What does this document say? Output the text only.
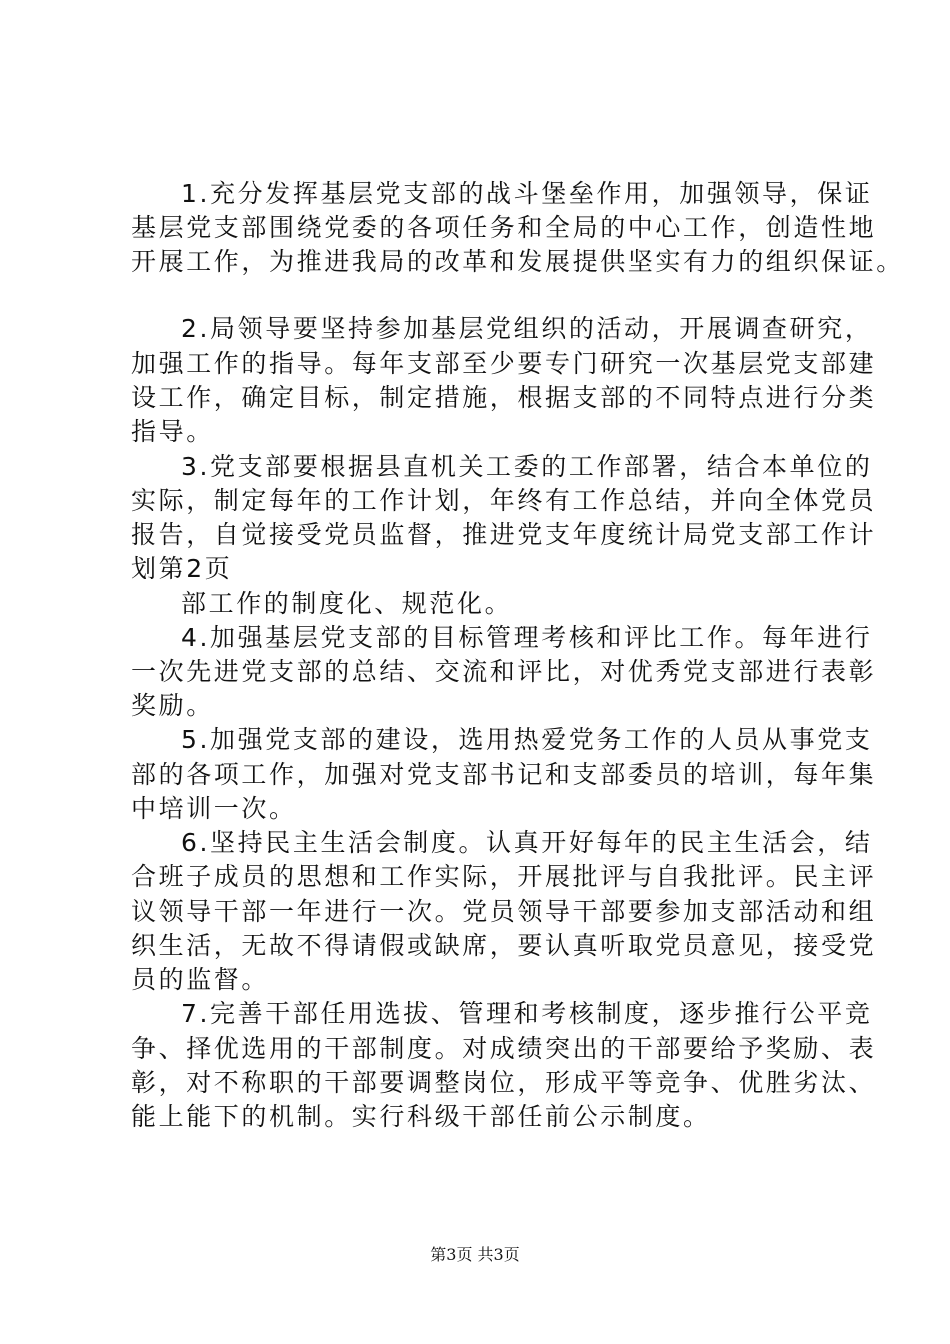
1.充分发挥基层党支部的战斗堡垒作用，加强领导，保证
基层党支部围绕党委的各项任务和全局的中心工作，创造性地
开展工作，为推进我局的改革和发展提供坚实有力的组织保证。
2.局领导要坚持参加基层党组织的活动，开展调查研究，
加强工作的指导。每年支部至少要专门研究一次基层党支部建
设工作，确定目标，制定措施，根据支部的不同特点进行分类
指导。
3.党支部要根据县直机关工委的工作部署，结合本单位的
实际，制定每年的工作计划，年终有工作总结，并向全体党员
报告，自觉接受党员监督，推进党支年度统计局党支部工作计
划第2页
部工作的制度化、规范化。
4.加强基层党支部的目标管理考核和评比工作。每年进行
一次先进党支部的总结、交流和评比，对优秀党支部进行表彰
奖励。
5.加强党支部的建设，选用热爱党务工作的人员从事党支
部的各项工作，加强对党支部书记和支部委员的培训，每年集
中培训一次。
6.坚持民主生活会制度。认真开好每年的民主生活会，结
合班子成员的思想和工作实际，开展批评与自我批评。民主评
议领导干部一年进行一次。党员领导干部要参加支部活动和组
织生活，无故不得请假或缺席，要认真听取党员意见，接受党
员的监督。
7.完善干部任用选拔、管理和考核制度，逐步推行公平竞
争、择优选用的干部制度。对成绩突出的干部要给予奖励、表
彰，对不称职的干部要调整岗位，形成平等竞争、优胜劣汰、
能上能下的机制。实行科级干部任前公示制度。
第3页 共3页
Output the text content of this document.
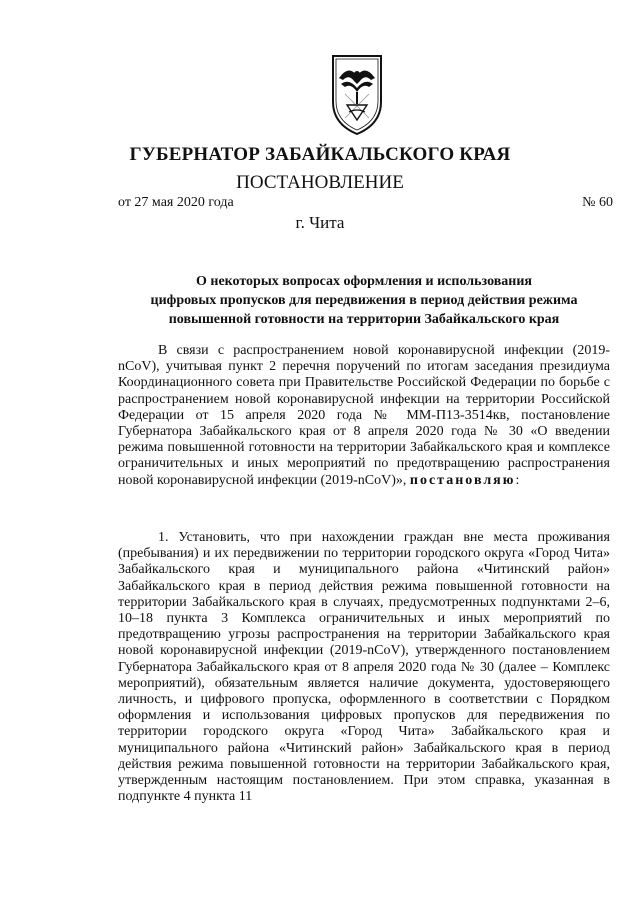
ГУБЕРНАТОР ЗАБАЙКАЛЬСКОГО КРАЯ
ПОСТАНОВЛЕНИЕ
от 27 мая 2020 года	№ 60
г. Чита
О некоторых вопросах оформления и использования
цифровых пропусков для передвижения в период действия режима
повышенной готовности на территории Забайкальского края

В связи с распространением новой коронавирусной инфекции (2019-nCoV), учитывая пункт 2 перечня поручений по итогам заседания президиума Координационного совета при Правительстве Российской Федерации по борьбе с распространением новой коронавирусной инфекции на территории Российской Федерации от 15 апреля 2020 года № ММ-П13-3514кв, постановление Губернатора Забайкальского края от 8 апреля 2020 года № 30 «О введении режима повышенной готовности на территории Забайкальского края и комплексе ограничительных и иных мероприятий по предотвращению распространения новой коронавирусной инфекции (2019-nCoV)», постановляю:

1. Установить, что при нахождении граждан вне места проживания (пребывания) и их передвижении по территории городского округа «Город Чита» Забайкальского края и муниципального района «Читинский район» Забайкальского края в период действия режима повышенной готовности на территории Забайкальского края в случаях, предусмотренных подпунктами 2–6, 10–18 пункта 3 Комплекса ограничительных и иных мероприятий по предотвращению угрозы распространения на территории Забайкальского края новой коронавирусной инфекции (2019-nCoV), утвержденного постановлением Губернатора Забайкальского края от 8 апреля 2020 года № 30 (далее – Комплекс мероприятий), обязательным является наличие документа, удостоверяющего личность, и цифрового пропуска, оформленного в соответствии с Порядком оформления и использования цифровых пропусков для передвижения по территории городского округа «Город Чита» Забайкальского края и муниципального района «Читинский район» Забайкальского края в период действия режима повышенной готовности на территории Забайкальского края, утвержденным настоящим постановлением. При этом справка, указанная в подпункте 4 пункта 11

--------------------------------------------------

## Problem details
A faithful copy of the records above is needed, with the pictures left out.

## Final answer
What does this document say? Output the text only.
1.充分发挥基层党支部的战斗堡垒作用，加强领导，保证
基层党支部围绕党委的各项任务和全局的中心工作，创造性地
开展工作，为推进我局的改革和发展提供坚实有力的组织保证。
2.局领导要坚持参加基层党组织的活动，开展调查研究，
加强工作的指导。每年支部至少要专门研究一次基层党支部建
设工作，确定目标，制定措施，根据支部的不同特点进行分类
指导。
3.党支部要根据县直机关工委的工作部署，结合本单位的
实际，制定每年的工作计划，年终有工作总结，并向全体党员
报告，自觉接受党员监督，推进党支年度统计局党支部工作计
划第2页
部工作的制度化、规范化。
4.加强基层党支部的目标管理考核和评比工作。每年进行
一次先进党支部的总结、交流和评比，对优秀党支部进行表彰
奖励。
5.加强党支部的建设，选用热爱党务工作的人员从事党支
部的各项工作，加强对党支部书记和支部委员的培训，每年集
中培训一次。
6.坚持民主生活会制度。认真开好每年的民主生活会，结
合班子成员的思想和工作实际，开展批评与自我批评。民主评
议领导干部一年进行一次。党员领导干部要参加支部活动和组
织生活，无故不得请假或缺席，要认真听取党员意见，接受党
员的监督。
7.完善干部任用选拔、管理和考核制度，逐步推行公平竞
争、择优选用的干部制度。对成绩突出的干部要给予奖励、表
彰，对不称职的干部要调整岗位，形成平等竞争、优胜劣汰、
能上能下的机制。实行科级干部任前公示制度。
第3页 共3页
Output the text content of this document.
ГУБЕРНАТОР ЗАБАЙКАЛЬСКОГО КРАЯ
ПОСТАНОВЛЕНИЕ
от 27 мая 2020 года	№ 60
г. Чита
О некоторых вопросах оформления и использования
цифровых пропусков для передвижения в период действия режима
повышенной готовности на территории Забайкальского края

В связи с распространением новой коронавирусной инфекции (2019-nCoV), учитывая пункт 2 перечня поручений по итогам заседания президиума Координационного совета при Правительстве Российской Федерации по борьбе с распространением новой коронавирусной инфекции на территории Российской Федерации от 15 апреля 2020 года № ММ-П13-3514кв, постановление Губернатора Забайкальского края от 8 апреля 2020 года № 30 «О введении режима повышенной готовности на территории Забайкальского края и комплексе ограничительных и иных мероприятий по предотвращению распространения новой коронавирусной инфекции (2019-nCoV)», постановляю:

1. Установить, что при нахождении граждан вне места проживания (пребывания) и их передвижении по территории городского округа «Город Чита» Забайкальского края и муниципального района «Читинский район» Забайкальского края в период действия режима повышенной готовности на территории Забайкальского края в случаях, предусмотренных подпунктами 2–6, 10–18 пункта 3 Комплекса ограничительных и иных мероприятий по предотвращению угрозы распространения на территории Забайкальского края новой коронавирусной инфекции (2019-nCoV), утвержденного постановлением Губернатора Забайкальского края от 8 апреля 2020 года № 30 (далее – Комплекс мероприятий), обязательным является наличие документа, удостоверяющего личность, и цифрового пропуска, оформленного в соответствии с Порядком оформления и использования цифровых пропусков для передвижения по территории городского округа «Город Чита» Забайкальского края и муниципального района «Читинский район» Забайкальского края в период действия режима повышенной готовности на территории Забайкальского края, утвержденным настоящим постановлением. При этом справка, указанная в подпункте 4 пункта 11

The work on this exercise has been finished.